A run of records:
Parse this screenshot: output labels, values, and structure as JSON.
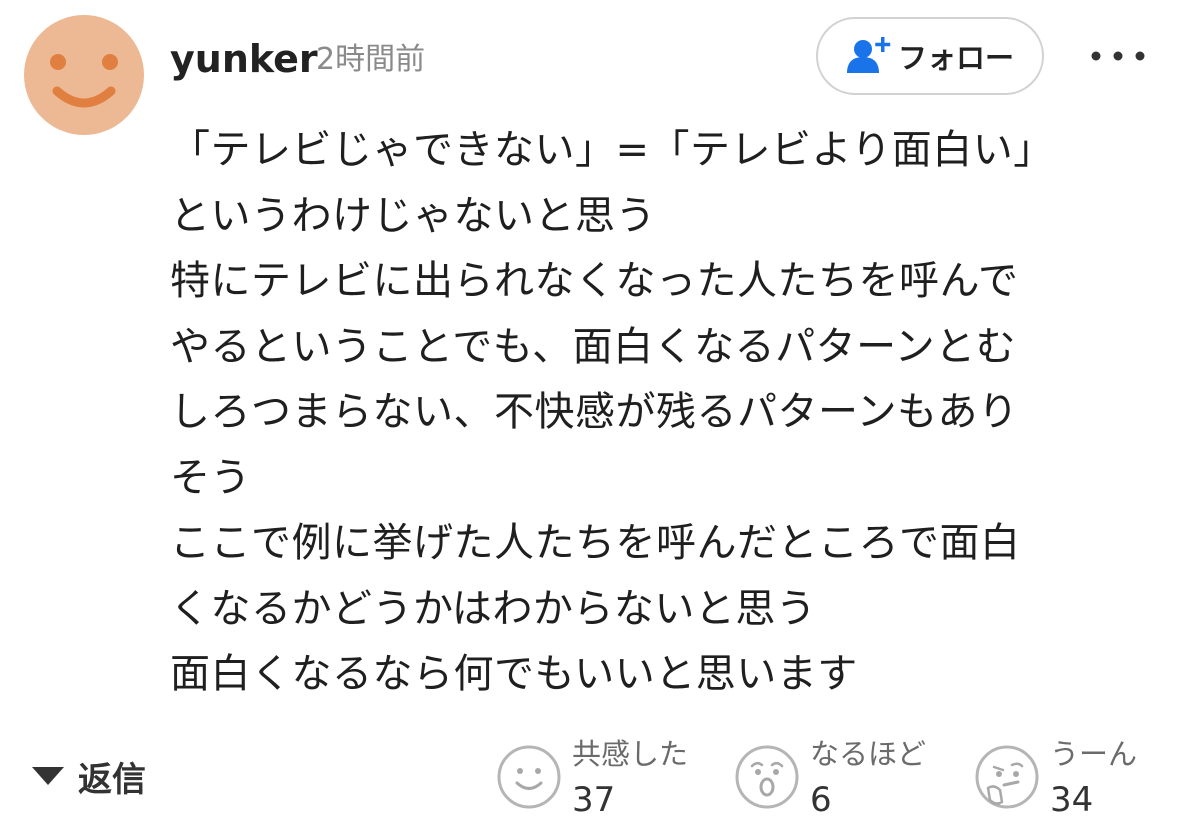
{
  "comment": {
    "user": {
      "name": "yunker",
      "avatar_color": "#ecb994"
    },
    "timestamp": "2時間前",
    "follow_button": {
      "label": "フォロー",
      "icon": "person-plus-icon",
      "icon_color": "#1a73e8"
    },
    "more_menu_icon": "more-horizontal-icon",
    "body_lines": [
      "「テレビじゃできない」=「テレビより面白い」",
      "というわけじゃないと思う",
      "特にテレビに出られなくなった人たちを呼んで",
      "やるということでも、面白くなるパターンとむ",
      "しろつまらない、不快感が残るパターンもあり",
      "そう",
      "ここで例に挙げた人たちを呼んだところで面白",
      "くなるかどうかはわからないと思う",
      "面白くなるなら何でもいいと思います"
    ],
    "reply": {
      "label": "返信",
      "icon": "caret-down-icon"
    },
    "reactions": [
      {
        "label": "共感した",
        "count": "37",
        "icon": "smile-face-icon"
      },
      {
        "label": "なるほど",
        "count": "6",
        "icon": "surprised-face-icon"
      },
      {
        "label": "うーん",
        "count": "34",
        "icon": "thinking-face-icon"
      }
    ]
  }
}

◆ Task instructions
Without the pictures, write out every entry precisely as it appears.

◆ Exercise output
Parse this screenshot: output labels, values, and structure as JSON.
{
  "comment": {
    "user": {
      "name": "yunker",
      "avatar_color": "#ecb994"
    },
    "timestamp": "2時間前",
    "follow_button": {
      "label": "フォロー",
      "icon": "person-plus-icon",
      "icon_color": "#1a73e8"
    },
    "more_menu_icon": "more-horizontal-icon",
    "body_lines": [
      "「テレビじゃできない」=「テレビより面白い」",
      "というわけじゃないと思う",
      "特にテレビに出られなくなった人たちを呼んで",
      "やるということでも、面白くなるパターンとむ",
      "しろつまらない、不快感が残るパターンもあり",
      "そう",
      "ここで例に挙げた人たちを呼んだところで面白",
      "くなるかどうかはわからないと思う",
      "面白くなるなら何でもいいと思います"
    ],
    "reply": {
      "label": "返信",
      "icon": "caret-down-icon"
    },
    "reactions": [
      {
        "label": "共感した",
        "count": "37",
        "icon": "smile-face-icon"
      },
      {
        "label": "なるほど",
        "count": "6",
        "icon": "surprised-face-icon"
      },
      {
        "label": "うーん",
        "count": "34",
        "icon": "thinking-face-icon"
      }
    ]
  }
}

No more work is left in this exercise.